* **WHAT TO PRODUCE**
Find the lines holding the word "在专项治理工作中" and collect them.
# START OF INPUT MATERIAL
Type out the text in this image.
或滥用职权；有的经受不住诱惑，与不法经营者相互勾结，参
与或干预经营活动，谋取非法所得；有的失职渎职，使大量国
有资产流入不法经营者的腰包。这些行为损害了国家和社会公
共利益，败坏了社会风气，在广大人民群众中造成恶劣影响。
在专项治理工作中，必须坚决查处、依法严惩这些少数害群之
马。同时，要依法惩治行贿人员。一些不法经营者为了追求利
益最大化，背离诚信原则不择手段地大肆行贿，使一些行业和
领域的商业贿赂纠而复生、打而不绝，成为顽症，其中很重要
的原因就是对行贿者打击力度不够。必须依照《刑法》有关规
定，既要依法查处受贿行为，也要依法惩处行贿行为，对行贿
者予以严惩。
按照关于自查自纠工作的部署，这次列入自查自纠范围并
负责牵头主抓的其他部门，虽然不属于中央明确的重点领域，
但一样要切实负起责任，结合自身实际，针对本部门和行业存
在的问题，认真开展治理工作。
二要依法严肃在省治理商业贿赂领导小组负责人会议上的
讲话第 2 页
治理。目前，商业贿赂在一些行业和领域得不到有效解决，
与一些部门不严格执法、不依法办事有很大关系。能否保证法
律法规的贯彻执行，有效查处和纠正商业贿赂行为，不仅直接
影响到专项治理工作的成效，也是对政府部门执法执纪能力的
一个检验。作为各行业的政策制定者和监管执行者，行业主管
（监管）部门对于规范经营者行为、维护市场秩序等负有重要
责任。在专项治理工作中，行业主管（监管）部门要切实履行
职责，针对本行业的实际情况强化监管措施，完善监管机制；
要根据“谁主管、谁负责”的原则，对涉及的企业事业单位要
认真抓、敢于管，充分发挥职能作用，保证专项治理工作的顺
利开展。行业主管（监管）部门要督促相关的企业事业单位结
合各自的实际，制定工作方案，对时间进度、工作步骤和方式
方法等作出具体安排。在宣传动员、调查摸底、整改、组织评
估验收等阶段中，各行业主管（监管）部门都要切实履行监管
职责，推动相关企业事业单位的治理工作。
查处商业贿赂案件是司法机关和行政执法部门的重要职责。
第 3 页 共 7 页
# END OF INPUT MATERIAL
* **COMPLETE ANSWER**
在专项治理工作中，必须坚决查处、依法严惩这些少数害群之
责任。在专项治理工作中，行业主管（监管）部门要切实履行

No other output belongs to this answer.